TEXTE DU DOCUMENT »

-------

Pourquoi ne pas avoir abandonné les objectifs lipidiques comme le prônent les recommandations américaines ? « Les Américains estiment que les cibles de LDL-C n’ont pas été évaluées par des essais de recherche de doses sur les statines, commente Emmanuel Nouyrigat. Néanmoins, il y a un consensus au niveau européen et français pour dire qu’il est important dans la pratique quotidienne de fixer un objectif pour le suivi du patient. C’est plus compréhensible pour le patient et c’est un facteur d’adhésion au traitement. Par ailleurs les Américains recommandent trois niveaux d'intensité de traitement par statine en fonction de la diminution de LDL-C attendue et évoquent la possibilité de dosages du cholestérol au cours du suivi, donc cela ne change pas fondamentalement les modalités de traitement. »
La notion de cible de LDL-C pour poser l’indication thérapeutique implique qu’une personne ayant un risque cardiovasculaire élevé, mais un LDL-C dans les normes ne serait pas traité par statines. Or ces médicaments sont classiquement recommandés, quelles que soient les concentrations de LDL-C chez les patients diabétiques et après un premier AVC. « En prévention secondaire, la cible de LDL-C est <0,70 g/l », note le Dr Laurence. Mais, en pratique on ne voit jamais de concentrations spontanément inférieures.
La simvastatine et l’atorvastatine sont recommandées du fait de leur meilleur rapport coût/efficacité. Si l’objectif cible n’est pas atteint avec la dose maximale tolérée de statine, une association avec l’ézétimibe ou, en dernier lieu, avec la cholestyramine est recommandée.
Les recos accordent aussi une grande importance aux modifications du mode de vie, qui fait l’objet d’une fiche mémo distincte. « Prescrire une statine dès que le LDL-C est élevé n’est pas le bon réflexe aujourd’hui », souligne le Dr Laurence.

-------

CONSIGNE » Recopiez, dans le texte sur les cibles de LDL-C, tout le passage qui va de « La simvastatine et » jusqu'à « cholestyramine est recommandée. ».

DONNÉES FOURNIES »
-------

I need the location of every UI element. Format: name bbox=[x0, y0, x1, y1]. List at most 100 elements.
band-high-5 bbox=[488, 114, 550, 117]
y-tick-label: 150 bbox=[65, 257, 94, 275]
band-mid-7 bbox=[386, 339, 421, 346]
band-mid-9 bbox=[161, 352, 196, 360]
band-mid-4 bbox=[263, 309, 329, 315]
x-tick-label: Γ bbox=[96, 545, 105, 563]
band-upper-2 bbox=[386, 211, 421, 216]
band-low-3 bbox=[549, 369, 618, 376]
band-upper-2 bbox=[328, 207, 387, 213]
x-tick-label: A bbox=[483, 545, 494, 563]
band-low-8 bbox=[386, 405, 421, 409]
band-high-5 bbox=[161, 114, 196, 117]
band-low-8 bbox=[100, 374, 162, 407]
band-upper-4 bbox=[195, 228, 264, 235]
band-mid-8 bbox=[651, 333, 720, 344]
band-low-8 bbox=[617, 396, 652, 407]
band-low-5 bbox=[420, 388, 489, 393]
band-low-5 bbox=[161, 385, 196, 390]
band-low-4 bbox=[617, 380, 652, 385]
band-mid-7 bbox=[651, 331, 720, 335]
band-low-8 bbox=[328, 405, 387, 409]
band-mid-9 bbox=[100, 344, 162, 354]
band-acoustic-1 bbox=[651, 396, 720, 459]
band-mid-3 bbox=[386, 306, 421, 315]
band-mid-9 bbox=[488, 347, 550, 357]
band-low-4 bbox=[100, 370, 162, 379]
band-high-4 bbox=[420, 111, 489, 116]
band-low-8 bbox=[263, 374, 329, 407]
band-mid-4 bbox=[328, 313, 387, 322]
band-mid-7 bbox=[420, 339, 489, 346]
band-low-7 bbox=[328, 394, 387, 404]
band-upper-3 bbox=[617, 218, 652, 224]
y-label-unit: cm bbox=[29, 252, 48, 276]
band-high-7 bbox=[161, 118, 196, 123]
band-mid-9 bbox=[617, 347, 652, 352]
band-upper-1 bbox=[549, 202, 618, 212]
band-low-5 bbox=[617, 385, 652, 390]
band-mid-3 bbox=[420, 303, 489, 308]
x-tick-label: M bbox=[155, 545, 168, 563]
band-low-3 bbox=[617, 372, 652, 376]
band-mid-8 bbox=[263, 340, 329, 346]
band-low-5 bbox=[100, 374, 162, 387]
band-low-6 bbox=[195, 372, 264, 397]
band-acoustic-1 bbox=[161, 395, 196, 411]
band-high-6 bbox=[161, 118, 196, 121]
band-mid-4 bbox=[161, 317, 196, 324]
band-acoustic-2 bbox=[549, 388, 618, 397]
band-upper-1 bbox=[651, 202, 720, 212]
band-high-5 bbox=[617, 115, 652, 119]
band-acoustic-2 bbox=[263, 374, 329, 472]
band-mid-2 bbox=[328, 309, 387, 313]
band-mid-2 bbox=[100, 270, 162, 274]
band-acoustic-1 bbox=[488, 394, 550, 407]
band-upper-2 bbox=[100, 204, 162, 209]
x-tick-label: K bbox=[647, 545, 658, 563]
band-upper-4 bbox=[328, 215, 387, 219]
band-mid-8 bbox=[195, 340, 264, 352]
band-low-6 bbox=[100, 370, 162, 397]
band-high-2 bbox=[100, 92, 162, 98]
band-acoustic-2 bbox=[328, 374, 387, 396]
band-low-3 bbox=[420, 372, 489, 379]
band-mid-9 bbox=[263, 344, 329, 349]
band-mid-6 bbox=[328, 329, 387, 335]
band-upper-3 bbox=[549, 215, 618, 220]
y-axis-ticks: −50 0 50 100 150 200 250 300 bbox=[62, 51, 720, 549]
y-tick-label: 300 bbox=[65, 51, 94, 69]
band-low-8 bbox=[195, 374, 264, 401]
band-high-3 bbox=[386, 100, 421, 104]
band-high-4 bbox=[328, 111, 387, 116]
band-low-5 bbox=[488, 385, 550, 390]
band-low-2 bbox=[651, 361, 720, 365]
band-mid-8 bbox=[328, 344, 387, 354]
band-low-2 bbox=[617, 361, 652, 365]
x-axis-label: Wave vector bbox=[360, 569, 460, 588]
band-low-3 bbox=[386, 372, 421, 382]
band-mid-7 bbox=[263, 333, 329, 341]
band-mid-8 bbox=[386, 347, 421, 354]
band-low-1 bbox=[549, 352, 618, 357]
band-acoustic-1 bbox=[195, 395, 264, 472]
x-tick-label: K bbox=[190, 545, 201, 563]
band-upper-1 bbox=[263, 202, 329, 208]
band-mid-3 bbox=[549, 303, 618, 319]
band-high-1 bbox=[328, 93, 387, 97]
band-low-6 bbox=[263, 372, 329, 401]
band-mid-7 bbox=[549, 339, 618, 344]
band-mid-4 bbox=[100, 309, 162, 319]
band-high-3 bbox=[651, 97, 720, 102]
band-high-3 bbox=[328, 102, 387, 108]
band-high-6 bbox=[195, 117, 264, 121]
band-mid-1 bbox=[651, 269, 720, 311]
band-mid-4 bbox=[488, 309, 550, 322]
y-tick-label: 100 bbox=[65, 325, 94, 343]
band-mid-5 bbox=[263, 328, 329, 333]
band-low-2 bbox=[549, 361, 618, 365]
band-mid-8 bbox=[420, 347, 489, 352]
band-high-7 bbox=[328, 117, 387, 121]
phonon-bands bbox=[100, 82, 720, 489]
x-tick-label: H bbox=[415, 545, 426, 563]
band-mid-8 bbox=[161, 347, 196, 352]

-------

CORRIGÉ »
La simvastatine et l’atorvastatine sont recommandées du fait de leur meilleur rapport coût/efficacité. Si l’objectif cible n’est pas atteint avec la dose maximale tolérée de statine, une association avec l’ézétimibe ou, en dernier lieu, avec la cholestyramine est recommandée.